Goal of the exercise: Output every line of the data exactly as it appears.

The input:
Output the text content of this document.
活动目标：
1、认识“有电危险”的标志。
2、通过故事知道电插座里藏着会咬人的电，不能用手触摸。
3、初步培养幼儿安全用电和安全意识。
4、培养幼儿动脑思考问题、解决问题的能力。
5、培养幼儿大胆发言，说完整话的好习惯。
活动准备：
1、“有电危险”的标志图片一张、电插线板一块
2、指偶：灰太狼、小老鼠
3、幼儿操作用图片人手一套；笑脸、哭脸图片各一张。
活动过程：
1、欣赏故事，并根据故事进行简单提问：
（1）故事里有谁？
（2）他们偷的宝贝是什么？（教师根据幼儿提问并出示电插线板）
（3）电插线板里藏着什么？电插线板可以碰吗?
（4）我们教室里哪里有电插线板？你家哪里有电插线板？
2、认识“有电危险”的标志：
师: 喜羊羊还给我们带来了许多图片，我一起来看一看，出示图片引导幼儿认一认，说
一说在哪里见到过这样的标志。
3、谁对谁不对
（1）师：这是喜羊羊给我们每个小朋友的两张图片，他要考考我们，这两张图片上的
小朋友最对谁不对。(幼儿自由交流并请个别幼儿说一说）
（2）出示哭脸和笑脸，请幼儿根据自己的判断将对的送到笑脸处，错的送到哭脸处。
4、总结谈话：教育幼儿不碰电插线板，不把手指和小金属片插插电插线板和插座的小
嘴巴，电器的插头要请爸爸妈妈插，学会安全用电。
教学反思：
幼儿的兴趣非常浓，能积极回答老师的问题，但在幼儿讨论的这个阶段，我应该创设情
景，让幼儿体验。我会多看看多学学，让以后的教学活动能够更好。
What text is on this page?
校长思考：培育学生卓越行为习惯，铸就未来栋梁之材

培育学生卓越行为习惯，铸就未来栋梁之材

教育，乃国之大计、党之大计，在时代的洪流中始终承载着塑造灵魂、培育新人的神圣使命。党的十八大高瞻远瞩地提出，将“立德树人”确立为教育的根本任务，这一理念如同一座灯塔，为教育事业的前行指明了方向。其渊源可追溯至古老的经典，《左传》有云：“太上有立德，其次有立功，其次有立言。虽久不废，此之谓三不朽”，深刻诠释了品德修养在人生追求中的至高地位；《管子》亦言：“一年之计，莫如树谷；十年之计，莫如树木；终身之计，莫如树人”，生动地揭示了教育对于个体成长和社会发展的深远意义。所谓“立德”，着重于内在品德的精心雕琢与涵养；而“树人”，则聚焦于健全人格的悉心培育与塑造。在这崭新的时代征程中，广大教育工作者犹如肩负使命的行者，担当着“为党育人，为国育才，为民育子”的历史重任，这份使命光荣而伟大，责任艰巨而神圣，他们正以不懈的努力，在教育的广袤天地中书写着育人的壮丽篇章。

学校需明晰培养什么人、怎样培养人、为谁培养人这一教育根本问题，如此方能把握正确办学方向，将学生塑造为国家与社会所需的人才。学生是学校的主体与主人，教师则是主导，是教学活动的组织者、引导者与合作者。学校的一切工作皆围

Exercise result:
Output the text content of this document.
活动目标：
1、认识“有电危险”的标志。
2、通过故事知道电插座里藏着会咬人的电，不能用手触摸。
3、初步培养幼儿安全用电和安全意识。
4、培养幼儿动脑思考问题、解决问题的能力。
5、培养幼儿大胆发言，说完整话的好习惯。
活动准备：
1、“有电危险”的标志图片一张、电插线板一块
2、指偶：灰太狼、小老鼠
3、幼儿操作用图片人手一套；笑脸、哭脸图片各一张。
活动过程：
1、欣赏故事，并根据故事进行简单提问：
（1）故事里有谁？
（2）他们偷的宝贝是什么？（教师根据幼儿提问并出示电插线板）
（3）电插线板里藏着什么？电插线板可以碰吗?
（4）我们教室里哪里有电插线板？你家哪里有电插线板？
2、认识“有电危险”的标志：
师: 喜羊羊还给我们带来了许多图片，我一起来看一看，出示图片引导幼儿认一认，说
一说在哪里见到过这样的标志。
3、谁对谁不对
（1）师：这是喜羊羊给我们每个小朋友的两张图片，他要考考我们，这两张图片上的
小朋友最对谁不对。(幼儿自由交流并请个别幼儿说一说）
（2）出示哭脸和笑脸，请幼儿根据自己的判断将对的送到笑脸处，错的送到哭脸处。
4、总结谈话：教育幼儿不碰电插线板，不把手指和小金属片插插电插线板和插座的小
嘴巴，电器的插头要请爸爸妈妈插，学会安全用电。
教学反思：
幼儿的兴趣非常浓，能积极回答老师的问题，但在幼儿讨论的这个阶段，我应该创设情
景，让幼儿体验。我会多看看多学学，让以后的教学活动能够更好。
What text is on this page?
校长思考：培育学生卓越行为习惯，铸就未来栋梁之材

培育学生卓越行为习惯，铸就未来栋梁之材

教育，乃国之大计、党之大计，在时代的洪流中始终承载着塑造灵魂、培育新人的神圣使命。党的十八大高瞻远瞩地提出，将“立德树人”确立为教育的根本任务，这一理念如同一座灯塔，为教育事业的前行指明了方向。其渊源可追溯至古老的经典，《左传》有云：“太上有立德，其次有立功，其次有立言。虽久不废，此之谓三不朽”，深刻诠释了品德修养在人生追求中的至高地位；《管子》亦言：“一年之计，莫如树谷；十年之计，莫如树木；终身之计，莫如树人”，生动地揭示了教育对于个体成长和社会发展的深远意义。所谓“立德”，着重于内在品德的精心雕琢与涵养；而“树人”，则聚焦于健全人格的悉心培育与塑造。在这崭新的时代征程中，广大教育工作者犹如肩负使命的行者，担当着“为党育人，为国育才，为民育子”的历史重任，这份使命光荣而伟大，责任艰巨而神圣，他们正以不懈的努力，在教育的广袤天地中书写着育人的壮丽篇章。

学校需明晰培养什么人、怎样培养人、为谁培养人这一教育根本问题，如此方能把握正确办学方向，将学生塑造为国家与社会所需的人才。学生是学校的主体与主人，教师则是主导，是教学活动的组织者、引导者与合作者。学校的一切工作皆围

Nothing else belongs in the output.